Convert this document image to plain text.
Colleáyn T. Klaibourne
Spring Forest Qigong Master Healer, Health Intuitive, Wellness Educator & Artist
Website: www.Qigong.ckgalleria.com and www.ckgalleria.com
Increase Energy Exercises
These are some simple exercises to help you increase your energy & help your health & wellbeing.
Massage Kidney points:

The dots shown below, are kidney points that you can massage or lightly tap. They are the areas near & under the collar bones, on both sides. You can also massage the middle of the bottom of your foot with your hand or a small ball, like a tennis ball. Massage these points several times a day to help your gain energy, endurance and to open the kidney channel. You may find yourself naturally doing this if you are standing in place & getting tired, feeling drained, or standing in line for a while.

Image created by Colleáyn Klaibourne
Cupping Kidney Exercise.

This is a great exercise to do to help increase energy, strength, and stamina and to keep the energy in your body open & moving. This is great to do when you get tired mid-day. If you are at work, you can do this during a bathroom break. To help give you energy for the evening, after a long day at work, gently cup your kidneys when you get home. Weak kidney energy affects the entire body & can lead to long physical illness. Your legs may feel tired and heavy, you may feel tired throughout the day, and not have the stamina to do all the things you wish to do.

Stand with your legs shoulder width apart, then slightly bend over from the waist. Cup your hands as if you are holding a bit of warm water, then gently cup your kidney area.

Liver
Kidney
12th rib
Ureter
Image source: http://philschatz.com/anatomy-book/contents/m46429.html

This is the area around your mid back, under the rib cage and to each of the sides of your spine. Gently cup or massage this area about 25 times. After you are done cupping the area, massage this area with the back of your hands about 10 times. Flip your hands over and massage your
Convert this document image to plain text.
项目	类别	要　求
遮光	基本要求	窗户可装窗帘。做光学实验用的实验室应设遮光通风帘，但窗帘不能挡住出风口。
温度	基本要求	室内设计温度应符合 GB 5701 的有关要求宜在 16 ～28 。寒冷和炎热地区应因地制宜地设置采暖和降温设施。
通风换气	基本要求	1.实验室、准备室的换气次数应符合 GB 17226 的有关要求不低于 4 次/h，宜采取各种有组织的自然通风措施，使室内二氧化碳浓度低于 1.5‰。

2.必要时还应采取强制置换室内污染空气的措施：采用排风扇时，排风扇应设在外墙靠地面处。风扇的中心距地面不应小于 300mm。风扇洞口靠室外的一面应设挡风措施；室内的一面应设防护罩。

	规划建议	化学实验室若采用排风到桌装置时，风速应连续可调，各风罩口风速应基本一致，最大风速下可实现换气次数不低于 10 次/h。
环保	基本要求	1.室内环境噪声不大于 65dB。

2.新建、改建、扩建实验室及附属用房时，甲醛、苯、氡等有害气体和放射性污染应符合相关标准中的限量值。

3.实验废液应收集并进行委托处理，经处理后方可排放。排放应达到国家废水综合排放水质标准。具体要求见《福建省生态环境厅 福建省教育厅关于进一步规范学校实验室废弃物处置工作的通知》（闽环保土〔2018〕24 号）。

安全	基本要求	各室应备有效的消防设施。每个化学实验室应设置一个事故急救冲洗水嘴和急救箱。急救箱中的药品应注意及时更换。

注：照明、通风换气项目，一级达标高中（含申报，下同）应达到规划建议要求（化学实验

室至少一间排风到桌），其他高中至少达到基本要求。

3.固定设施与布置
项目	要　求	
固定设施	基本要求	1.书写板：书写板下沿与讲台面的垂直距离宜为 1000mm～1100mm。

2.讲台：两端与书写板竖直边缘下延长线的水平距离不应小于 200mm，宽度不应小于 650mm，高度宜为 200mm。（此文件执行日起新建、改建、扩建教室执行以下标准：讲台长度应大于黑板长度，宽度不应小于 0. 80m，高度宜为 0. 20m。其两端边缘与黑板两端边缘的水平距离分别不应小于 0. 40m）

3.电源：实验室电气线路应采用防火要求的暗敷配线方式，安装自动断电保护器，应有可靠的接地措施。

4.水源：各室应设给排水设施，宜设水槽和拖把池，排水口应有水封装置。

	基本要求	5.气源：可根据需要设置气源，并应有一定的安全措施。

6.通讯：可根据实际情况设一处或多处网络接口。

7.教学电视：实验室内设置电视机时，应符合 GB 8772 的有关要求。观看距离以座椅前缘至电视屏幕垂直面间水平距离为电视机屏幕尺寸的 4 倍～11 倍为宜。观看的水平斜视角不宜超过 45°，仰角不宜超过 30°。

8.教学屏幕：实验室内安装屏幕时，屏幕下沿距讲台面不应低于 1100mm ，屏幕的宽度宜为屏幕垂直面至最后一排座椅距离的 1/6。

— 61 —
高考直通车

## WHAT TO DO
Using the records above, select and copy every line that has the word "Colleáyn".

## THE COMPLETED TASK
Colleáyn T. Klaibourne
Image created by Colleáyn Klaibourne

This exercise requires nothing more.